◆ **PROMPT**
Copy out the following lines word for word, starting at the line that contains "What elements are" and stopping after the line that contains "attachment-item[interactable]: 3.VOCs治理台账记录要求 [159,801,333,822]".

◆ **MATERIAL FOR THIS TASK**

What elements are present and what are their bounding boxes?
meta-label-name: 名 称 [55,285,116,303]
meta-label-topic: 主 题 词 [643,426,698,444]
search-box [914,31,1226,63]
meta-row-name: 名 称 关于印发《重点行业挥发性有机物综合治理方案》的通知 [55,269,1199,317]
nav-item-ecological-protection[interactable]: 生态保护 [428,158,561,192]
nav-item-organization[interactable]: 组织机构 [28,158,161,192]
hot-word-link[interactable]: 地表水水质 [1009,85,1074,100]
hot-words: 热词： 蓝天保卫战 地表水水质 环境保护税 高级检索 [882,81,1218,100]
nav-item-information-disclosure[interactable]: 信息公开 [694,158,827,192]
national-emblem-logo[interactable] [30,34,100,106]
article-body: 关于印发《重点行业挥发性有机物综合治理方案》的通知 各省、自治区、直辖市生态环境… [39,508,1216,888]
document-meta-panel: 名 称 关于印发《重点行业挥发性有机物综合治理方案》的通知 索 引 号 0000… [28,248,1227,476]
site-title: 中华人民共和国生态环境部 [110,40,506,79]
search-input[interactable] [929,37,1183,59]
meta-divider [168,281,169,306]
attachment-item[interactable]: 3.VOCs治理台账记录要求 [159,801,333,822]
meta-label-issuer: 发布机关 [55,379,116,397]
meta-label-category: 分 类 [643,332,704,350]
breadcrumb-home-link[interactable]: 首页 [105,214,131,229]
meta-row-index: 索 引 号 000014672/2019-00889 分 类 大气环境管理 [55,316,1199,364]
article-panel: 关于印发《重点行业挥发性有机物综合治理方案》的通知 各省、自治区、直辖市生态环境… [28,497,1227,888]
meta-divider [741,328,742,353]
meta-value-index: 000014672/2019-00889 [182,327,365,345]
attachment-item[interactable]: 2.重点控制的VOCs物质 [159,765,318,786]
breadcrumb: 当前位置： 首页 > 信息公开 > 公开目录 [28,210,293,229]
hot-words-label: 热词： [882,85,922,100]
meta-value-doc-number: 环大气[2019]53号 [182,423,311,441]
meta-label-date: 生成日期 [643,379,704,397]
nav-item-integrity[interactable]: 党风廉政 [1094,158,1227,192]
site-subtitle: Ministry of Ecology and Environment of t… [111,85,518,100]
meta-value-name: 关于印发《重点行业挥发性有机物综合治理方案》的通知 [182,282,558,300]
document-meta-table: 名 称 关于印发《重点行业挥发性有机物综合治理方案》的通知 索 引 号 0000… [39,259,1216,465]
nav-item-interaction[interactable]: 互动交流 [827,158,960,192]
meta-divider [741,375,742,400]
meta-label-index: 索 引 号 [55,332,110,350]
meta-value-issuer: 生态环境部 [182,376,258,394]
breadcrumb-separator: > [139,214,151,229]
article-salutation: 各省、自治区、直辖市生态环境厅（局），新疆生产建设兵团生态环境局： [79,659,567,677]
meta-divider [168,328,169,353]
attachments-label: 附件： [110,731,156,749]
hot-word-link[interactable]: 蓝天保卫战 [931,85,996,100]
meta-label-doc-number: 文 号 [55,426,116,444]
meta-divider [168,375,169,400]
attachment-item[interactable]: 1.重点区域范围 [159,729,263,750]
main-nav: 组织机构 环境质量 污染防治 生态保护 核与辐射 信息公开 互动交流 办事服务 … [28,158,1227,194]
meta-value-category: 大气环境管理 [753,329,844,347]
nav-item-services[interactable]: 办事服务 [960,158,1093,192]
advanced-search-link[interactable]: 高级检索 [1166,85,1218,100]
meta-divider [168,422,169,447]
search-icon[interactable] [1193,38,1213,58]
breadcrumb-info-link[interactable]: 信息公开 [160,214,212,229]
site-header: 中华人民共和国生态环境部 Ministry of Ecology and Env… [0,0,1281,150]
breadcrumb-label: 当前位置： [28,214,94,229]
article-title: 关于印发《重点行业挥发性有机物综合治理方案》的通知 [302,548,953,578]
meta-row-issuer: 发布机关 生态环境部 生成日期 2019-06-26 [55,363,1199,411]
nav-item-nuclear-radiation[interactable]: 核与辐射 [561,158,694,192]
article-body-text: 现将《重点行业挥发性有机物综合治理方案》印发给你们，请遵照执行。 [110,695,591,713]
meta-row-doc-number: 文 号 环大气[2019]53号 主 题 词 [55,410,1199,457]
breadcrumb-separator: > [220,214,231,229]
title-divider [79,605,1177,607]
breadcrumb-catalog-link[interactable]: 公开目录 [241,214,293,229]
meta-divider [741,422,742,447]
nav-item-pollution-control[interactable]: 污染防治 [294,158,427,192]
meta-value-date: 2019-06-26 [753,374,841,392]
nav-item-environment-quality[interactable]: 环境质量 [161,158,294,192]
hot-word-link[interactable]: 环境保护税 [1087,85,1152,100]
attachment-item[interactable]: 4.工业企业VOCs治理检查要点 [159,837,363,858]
==
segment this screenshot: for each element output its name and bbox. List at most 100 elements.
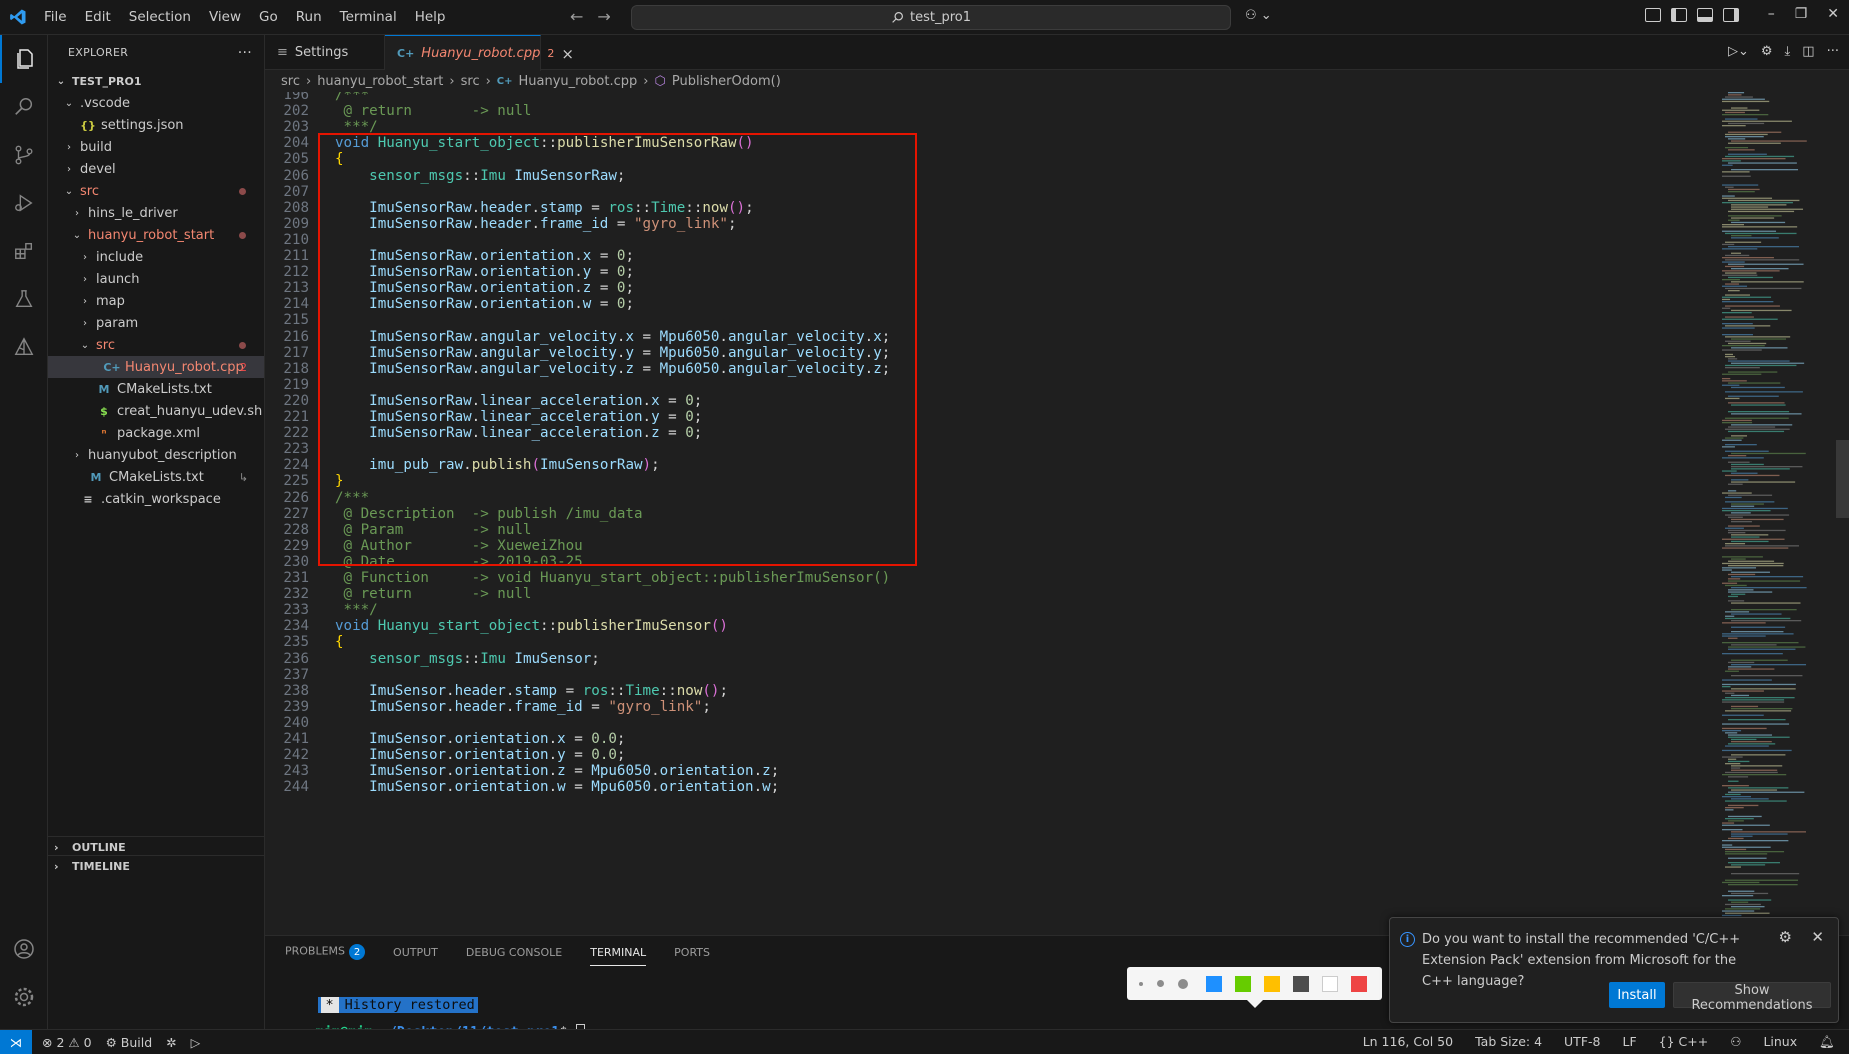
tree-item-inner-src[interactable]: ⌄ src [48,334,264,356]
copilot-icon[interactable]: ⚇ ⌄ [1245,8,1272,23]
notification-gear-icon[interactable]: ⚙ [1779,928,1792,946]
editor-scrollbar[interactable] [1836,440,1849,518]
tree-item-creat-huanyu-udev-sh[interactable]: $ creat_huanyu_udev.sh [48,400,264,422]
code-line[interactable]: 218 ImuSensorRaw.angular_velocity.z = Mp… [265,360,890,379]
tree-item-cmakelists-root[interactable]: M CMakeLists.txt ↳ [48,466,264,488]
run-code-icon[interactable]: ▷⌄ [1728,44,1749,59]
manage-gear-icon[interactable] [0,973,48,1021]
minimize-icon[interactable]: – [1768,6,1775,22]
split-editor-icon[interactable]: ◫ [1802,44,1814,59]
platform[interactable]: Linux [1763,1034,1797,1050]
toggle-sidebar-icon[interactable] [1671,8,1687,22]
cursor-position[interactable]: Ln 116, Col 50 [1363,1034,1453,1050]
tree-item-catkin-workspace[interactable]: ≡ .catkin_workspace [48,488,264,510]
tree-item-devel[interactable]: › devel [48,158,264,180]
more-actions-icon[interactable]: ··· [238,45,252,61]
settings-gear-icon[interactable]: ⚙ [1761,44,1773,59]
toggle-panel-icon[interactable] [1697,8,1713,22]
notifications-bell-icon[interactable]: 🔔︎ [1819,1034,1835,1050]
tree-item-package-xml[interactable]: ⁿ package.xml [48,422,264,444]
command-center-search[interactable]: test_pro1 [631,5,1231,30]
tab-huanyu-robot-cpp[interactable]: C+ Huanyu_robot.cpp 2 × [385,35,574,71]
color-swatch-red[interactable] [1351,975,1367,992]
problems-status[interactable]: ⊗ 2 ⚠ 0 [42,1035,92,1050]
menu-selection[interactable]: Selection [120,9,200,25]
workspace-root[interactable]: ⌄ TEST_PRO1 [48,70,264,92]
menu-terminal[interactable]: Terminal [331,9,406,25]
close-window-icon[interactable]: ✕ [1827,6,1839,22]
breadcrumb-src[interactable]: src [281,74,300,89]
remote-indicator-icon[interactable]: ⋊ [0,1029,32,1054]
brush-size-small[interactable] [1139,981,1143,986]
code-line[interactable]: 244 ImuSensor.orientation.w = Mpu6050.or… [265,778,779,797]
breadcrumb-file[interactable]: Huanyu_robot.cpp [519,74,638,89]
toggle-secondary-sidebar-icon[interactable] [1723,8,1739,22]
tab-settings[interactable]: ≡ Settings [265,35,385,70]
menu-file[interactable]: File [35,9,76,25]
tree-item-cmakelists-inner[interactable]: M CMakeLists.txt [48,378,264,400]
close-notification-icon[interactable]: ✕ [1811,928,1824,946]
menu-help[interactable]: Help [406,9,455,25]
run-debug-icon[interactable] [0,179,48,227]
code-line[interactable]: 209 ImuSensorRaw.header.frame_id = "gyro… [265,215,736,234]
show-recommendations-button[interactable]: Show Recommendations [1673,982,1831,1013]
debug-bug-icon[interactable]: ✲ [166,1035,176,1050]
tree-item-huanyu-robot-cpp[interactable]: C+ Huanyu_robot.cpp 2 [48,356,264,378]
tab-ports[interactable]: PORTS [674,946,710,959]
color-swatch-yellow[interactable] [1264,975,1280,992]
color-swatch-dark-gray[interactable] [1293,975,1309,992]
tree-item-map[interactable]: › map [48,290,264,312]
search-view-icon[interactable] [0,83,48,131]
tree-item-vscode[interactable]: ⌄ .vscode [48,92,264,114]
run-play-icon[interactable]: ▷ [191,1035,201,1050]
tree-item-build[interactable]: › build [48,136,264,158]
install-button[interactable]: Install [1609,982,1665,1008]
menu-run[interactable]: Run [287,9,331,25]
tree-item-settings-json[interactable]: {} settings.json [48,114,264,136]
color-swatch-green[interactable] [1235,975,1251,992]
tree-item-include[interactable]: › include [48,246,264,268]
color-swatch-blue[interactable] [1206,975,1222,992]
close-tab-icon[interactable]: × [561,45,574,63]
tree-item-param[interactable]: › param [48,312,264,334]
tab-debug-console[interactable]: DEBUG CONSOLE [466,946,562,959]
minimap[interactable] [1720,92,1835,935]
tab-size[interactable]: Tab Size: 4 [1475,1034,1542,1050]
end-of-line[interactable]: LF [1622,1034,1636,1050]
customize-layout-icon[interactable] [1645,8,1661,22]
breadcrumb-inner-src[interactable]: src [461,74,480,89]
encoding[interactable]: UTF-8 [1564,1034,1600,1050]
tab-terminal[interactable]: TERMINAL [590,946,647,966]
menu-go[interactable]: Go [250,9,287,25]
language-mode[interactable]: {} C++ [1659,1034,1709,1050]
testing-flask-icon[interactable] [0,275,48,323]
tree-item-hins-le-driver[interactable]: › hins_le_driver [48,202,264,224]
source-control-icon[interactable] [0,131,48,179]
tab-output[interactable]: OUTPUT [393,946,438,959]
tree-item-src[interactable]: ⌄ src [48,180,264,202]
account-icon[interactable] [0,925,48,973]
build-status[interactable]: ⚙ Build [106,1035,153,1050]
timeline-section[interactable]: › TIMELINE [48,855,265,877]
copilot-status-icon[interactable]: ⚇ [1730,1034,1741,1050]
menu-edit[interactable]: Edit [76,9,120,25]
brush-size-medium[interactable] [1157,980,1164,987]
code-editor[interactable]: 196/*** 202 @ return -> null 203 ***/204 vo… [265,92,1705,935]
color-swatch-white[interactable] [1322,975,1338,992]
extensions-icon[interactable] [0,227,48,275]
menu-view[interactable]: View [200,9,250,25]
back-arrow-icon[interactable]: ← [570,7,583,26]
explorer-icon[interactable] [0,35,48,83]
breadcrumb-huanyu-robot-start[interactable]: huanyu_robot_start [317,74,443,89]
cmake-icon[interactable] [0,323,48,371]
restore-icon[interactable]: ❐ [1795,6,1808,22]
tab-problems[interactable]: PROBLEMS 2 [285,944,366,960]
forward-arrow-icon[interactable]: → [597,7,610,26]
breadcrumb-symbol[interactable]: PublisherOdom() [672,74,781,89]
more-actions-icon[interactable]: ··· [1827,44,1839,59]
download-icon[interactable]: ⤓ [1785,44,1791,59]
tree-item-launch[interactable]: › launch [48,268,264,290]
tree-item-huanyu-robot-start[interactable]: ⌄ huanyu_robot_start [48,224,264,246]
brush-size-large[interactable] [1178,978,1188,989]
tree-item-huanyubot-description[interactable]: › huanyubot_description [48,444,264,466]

◆ **EXERCISE RESPONSE**
What elements are present and what are their bounding boxes?
meta-label-name: 名 称 [55,285,116,303]
meta-label-topic: 主 题 词 [643,426,698,444]
search-box [914,31,1226,63]
meta-row-name: 名 称 关于印发《重点行业挥发性有机物综合治理方案》的通知 [55,269,1199,317]
nav-item-ecological-protection[interactable]: 生态保护 [428,158,561,192]
nav-item-organization[interactable]: 组织机构 [28,158,161,192]
hot-word-link[interactable]: 地表水水质 [1009,85,1074,100]
hot-words: 热词： 蓝天保卫战 地表水水质 环境保护税 高级检索 [882,81,1218,100]
nav-item-information-disclosure[interactable]: 信息公开 [694,158,827,192]
national-emblem-logo[interactable] [30,34,100,106]
article-body: 关于印发《重点行业挥发性有机物综合治理方案》的通知 各省、自治区、直辖市生态环境… [39,508,1216,888]
document-meta-panel: 名 称 关于印发《重点行业挥发性有机物综合治理方案》的通知 索 引 号 0000… [28,248,1227,476]
site-title: 中华人民共和国生态环境部 [110,40,506,79]
search-input[interactable] [929,37,1183,59]
meta-divider [168,281,169,306]
attachment-item[interactable]: 3.VOCs治理台账记录要求 [159,801,333,822]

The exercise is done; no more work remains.